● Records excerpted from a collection

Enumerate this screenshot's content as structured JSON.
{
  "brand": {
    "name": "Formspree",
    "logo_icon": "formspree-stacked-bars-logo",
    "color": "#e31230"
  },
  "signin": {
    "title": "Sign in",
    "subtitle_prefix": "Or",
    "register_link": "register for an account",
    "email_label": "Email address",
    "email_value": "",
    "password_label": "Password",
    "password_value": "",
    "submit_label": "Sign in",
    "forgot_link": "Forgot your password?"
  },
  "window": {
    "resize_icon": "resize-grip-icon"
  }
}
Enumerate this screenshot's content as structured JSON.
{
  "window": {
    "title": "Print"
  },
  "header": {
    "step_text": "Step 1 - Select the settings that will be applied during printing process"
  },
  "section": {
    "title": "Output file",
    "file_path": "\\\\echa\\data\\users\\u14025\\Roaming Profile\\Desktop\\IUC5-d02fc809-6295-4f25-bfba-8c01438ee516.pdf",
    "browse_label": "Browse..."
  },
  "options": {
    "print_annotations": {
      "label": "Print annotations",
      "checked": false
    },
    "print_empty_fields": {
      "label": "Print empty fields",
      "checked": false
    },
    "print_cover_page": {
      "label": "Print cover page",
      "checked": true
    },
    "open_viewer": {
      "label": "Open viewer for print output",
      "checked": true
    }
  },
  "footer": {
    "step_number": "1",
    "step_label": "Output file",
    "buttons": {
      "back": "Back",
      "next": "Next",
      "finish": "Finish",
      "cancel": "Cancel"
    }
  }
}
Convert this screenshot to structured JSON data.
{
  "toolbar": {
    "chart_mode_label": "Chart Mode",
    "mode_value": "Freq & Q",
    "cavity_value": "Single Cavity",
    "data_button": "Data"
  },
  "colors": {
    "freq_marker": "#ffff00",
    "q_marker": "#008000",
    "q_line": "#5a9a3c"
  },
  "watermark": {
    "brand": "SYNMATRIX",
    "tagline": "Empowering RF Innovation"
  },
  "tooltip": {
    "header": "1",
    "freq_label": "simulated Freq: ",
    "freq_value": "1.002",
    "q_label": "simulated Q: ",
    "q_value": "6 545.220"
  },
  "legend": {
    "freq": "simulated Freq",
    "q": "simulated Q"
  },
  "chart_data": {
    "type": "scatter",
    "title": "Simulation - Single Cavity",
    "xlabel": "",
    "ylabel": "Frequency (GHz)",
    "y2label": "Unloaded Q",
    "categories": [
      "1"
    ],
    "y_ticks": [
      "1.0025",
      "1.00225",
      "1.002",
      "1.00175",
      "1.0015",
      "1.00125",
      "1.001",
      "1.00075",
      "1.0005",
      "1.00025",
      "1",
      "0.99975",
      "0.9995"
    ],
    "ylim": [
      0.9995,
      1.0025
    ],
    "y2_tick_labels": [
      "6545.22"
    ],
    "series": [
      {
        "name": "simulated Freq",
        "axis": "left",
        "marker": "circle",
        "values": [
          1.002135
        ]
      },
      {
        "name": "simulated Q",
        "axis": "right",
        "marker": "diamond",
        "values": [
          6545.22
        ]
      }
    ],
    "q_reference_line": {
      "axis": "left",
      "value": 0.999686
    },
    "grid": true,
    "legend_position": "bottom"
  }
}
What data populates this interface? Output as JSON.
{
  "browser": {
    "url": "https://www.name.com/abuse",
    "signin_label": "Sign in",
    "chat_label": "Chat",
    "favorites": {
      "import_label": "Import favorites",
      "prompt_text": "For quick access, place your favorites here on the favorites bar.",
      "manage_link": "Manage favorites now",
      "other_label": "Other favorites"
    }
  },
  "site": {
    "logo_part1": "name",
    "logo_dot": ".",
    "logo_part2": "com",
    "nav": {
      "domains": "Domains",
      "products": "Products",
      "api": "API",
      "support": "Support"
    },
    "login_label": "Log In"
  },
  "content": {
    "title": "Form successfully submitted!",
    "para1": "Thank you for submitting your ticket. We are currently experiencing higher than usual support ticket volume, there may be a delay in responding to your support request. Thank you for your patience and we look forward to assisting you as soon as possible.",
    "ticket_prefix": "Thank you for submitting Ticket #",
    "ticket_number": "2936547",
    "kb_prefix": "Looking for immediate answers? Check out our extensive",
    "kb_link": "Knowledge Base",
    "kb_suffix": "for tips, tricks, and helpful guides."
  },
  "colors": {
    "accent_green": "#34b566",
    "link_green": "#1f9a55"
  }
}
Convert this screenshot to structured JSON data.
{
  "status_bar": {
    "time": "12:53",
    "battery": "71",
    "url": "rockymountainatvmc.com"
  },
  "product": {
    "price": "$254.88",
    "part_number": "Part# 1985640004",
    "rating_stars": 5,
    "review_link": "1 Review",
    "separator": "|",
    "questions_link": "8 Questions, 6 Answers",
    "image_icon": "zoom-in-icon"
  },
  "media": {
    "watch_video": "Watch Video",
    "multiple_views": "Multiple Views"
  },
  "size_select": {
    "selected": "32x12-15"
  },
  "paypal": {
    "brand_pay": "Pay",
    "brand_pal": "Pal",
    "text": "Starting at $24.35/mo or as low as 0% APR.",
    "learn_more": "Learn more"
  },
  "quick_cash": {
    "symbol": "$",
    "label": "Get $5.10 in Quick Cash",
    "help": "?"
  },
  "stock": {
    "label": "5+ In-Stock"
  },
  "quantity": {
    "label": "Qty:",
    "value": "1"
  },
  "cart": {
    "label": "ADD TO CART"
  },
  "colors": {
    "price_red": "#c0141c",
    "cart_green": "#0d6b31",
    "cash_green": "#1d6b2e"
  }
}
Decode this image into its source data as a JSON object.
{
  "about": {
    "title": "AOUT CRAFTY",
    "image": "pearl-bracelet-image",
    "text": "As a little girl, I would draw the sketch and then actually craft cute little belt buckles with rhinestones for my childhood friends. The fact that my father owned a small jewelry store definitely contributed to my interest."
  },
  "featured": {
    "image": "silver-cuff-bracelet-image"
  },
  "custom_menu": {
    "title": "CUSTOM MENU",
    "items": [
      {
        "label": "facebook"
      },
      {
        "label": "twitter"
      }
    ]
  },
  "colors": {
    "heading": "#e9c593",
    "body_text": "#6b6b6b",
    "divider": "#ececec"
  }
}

● Exercise aim
Set all of the entries down again, exactly as they were given.

● Answer to the task
Enumerate this screenshot's content as structured JSON.
{
  "brand": {
    "name": "Formspree",
    "logo_icon": "formspree-stacked-bars-logo",
    "color": "#e31230"
  },
  "signin": {
    "title": "Sign in",
    "subtitle_prefix": "Or",
    "register_link": "register for an account",
    "email_label": "Email address",
    "email_value": "",
    "password_label": "Password",
    "password_value": "",
    "submit_label": "Sign in",
    "forgot_link": "Forgot your password?"
  },
  "window": {
    "resize_icon": "resize-grip-icon"
  }
}
Enumerate this screenshot's content as structured JSON.
{
  "window": {
    "title": "Print"
  },
  "header": {
    "step_text": "Step 1 - Select the settings that will be applied during printing process"
  },
  "section": {
    "title": "Output file",
    "file_path": "\\\\echa\\data\\users\\u14025\\Roaming Profile\\Desktop\\IUC5-d02fc809-6295-4f25-bfba-8c01438ee516.pdf",
    "browse_label": "Browse..."
  },
  "options": {
    "print_annotations": {
      "label": "Print annotations",
      "checked": false
    },
    "print_empty_fields": {
      "label": "Print empty fields",
      "checked": false
    },
    "print_cover_page": {
      "label": "Print cover page",
      "checked": true
    },
    "open_viewer": {
      "label": "Open viewer for print output",
      "checked": true
    }
  },
  "footer": {
    "step_number": "1",
    "step_label": "Output file",
    "buttons": {
      "back": "Back",
      "next": "Next",
      "finish": "Finish",
      "cancel": "Cancel"
    }
  }
}
Convert this screenshot to structured JSON data.
{
  "toolbar": {
    "chart_mode_label": "Chart Mode",
    "mode_value": "Freq & Q",
    "cavity_value": "Single Cavity",
    "data_button": "Data"
  },
  "colors": {
    "freq_marker": "#ffff00",
    "q_marker": "#008000",
    "q_line": "#5a9a3c"
  },
  "watermark": {
    "brand": "SYNMATRIX",
    "tagline": "Empowering RF Innovation"
  },
  "tooltip": {
    "header": "1",
    "freq_label": "simulated Freq: ",
    "freq_value": "1.002",
    "q_label": "simulated Q: ",
    "q_value": "6 545.220"
  },
  "legend": {
    "freq": "simulated Freq",
    "q": "simulated Q"
  },
  "chart_data": {
    "type": "scatter",
    "title": "Simulation - Single Cavity",
    "xlabel": "",
    "ylabel": "Frequency (GHz)",
    "y2label": "Unloaded Q",
    "categories": [
      "1"
    ],
    "y_ticks": [
      "1.0025",
      "1.00225",
      "1.002",
      "1.00175",
      "1.0015",
      "1.00125",
      "1.001",
      "1.00075",
      "1.0005",
      "1.00025",
      "1",
      "0.99975",
      "0.9995"
    ],
    "ylim": [
      0.9995,
      1.0025
    ],
    "y2_tick_labels": [
      "6545.22"
    ],
    "series": [
      {
        "name": "simulated Freq",
        "axis": "left",
        "marker": "circle",
        "values": [
          1.002135
        ]
      },
      {
        "name": "simulated Q",
        "axis": "right",
        "marker": "diamond",
        "values": [
          6545.22
        ]
      }
    ],
    "q_reference_line": {
      "axis": "left",
      "value": 0.999686
    },
    "grid": true,
    "legend_position": "bottom"
  }
}
What data populates this interface? Output as JSON.
{
  "browser": {
    "url": "https://www.name.com/abuse",
    "signin_label": "Sign in",
    "chat_label": "Chat",
    "favorites": {
      "import_label": "Import favorites",
      "prompt_text": "For quick access, place your favorites here on the favorites bar.",
      "manage_link": "Manage favorites now",
      "other_label": "Other favorites"
    }
  },
  "site": {
    "logo_part1": "name",
    "logo_dot": ".",
    "logo_part2": "com",
    "nav": {
      "domains": "Domains",
      "products": "Products",
      "api": "API",
      "support": "Support"
    },
    "login_label": "Log In"
  },
  "content": {
    "title": "Form successfully submitted!",
    "para1": "Thank you for submitting your ticket. We are currently experiencing higher than usual support ticket volume, there may be a delay in responding to your support request. Thank you for your patience and we look forward to assisting you as soon as possible.",
    "ticket_prefix": "Thank you for submitting Ticket #",
    "ticket_number": "2936547",
    "kb_prefix": "Looking for immediate answers? Check out our extensive",
    "kb_link": "Knowledge Base",
    "kb_suffix": "for tips, tricks, and helpful guides."
  },
  "colors": {
    "accent_green": "#34b566",
    "link_green": "#1f9a55"
  }
}
Convert this screenshot to structured JSON data.
{
  "status_bar": {
    "time": "12:53",
    "battery": "71",
    "url": "rockymountainatvmc.com"
  },
  "product": {
    "price": "$254.88",
    "part_number": "Part# 1985640004",
    "rating_stars": 5,
    "review_link": "1 Review",
    "separator": "|",
    "questions_link": "8 Questions, 6 Answers",
    "image_icon": "zoom-in-icon"
  },
  "media": {
    "watch_video": "Watch Video",
    "multiple_views": "Multiple Views"
  },
  "size_select": {
    "selected": "32x12-15"
  },
  "paypal": {
    "brand_pay": "Pay",
    "brand_pal": "Pal",
    "text": "Starting at $24.35/mo or as low as 0% APR.",
    "learn_more": "Learn more"
  },
  "quick_cash": {
    "symbol": "$",
    "label": "Get $5.10 in Quick Cash",
    "help": "?"
  },
  "stock": {
    "label": "5+ In-Stock"
  },
  "quantity": {
    "label": "Qty:",
    "value": "1"
  },
  "cart": {
    "label": "ADD TO CART"
  },
  "colors": {
    "price_red": "#c0141c",
    "cart_green": "#0d6b31",
    "cash_green": "#1d6b2e"
  }
}
Decode this image into its source data as a JSON object.
{
  "about": {
    "title": "AOUT CRAFTY",
    "image": "pearl-bracelet-image",
    "text": "As a little girl, I would draw the sketch and then actually craft cute little belt buckles with rhinestones for my childhood friends. The fact that my father owned a small jewelry store definitely contributed to my interest."
  },
  "featured": {
    "image": "silver-cuff-bracelet-image"
  },
  "custom_menu": {
    "title": "CUSTOM MENU",
    "items": [
      {
        "label": "facebook"
      },
      {
        "label": "twitter"
      }
    ]
  },
  "colors": {
    "heading": "#e9c593",
    "body_text": "#6b6b6b",
    "divider": "#ececec"
  }
}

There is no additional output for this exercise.